** begin Supplied information **
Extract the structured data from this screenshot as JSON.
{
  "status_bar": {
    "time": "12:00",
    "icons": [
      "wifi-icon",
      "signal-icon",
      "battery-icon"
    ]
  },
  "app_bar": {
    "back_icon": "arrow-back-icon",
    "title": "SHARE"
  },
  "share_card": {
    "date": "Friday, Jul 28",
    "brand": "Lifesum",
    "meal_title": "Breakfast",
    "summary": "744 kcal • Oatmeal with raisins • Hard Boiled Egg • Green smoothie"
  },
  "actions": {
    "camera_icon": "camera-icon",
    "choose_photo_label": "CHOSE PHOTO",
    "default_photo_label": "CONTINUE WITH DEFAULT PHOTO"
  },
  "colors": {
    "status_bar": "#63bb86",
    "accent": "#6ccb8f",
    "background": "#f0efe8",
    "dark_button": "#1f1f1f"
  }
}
** end Supplied information **
Job: Copy every record above exactly as it appears.

Solution for this task:
Extract the structured data from this screenshot as JSON.
{
  "status_bar": {
    "time": "12:00",
    "icons": [
      "wifi-icon",
      "signal-icon",
      "battery-icon"
    ]
  },
  "app_bar": {
    "back_icon": "arrow-back-icon",
    "title": "SHARE"
  },
  "share_card": {
    "date": "Friday, Jul 28",
    "brand": "Lifesum",
    "meal_title": "Breakfast",
    "summary": "744 kcal • Oatmeal with raisins • Hard Boiled Egg • Green smoothie"
  },
  "actions": {
    "camera_icon": "camera-icon",
    "choose_photo_label": "CHOSE PHOTO",
    "default_photo_label": "CONTINUE WITH DEFAULT PHOTO"
  },
  "colors": {
    "status_bar": "#63bb86",
    "accent": "#6ccb8f",
    "background": "#f0efe8",
    "dark_button": "#1f1f1f"
  }
}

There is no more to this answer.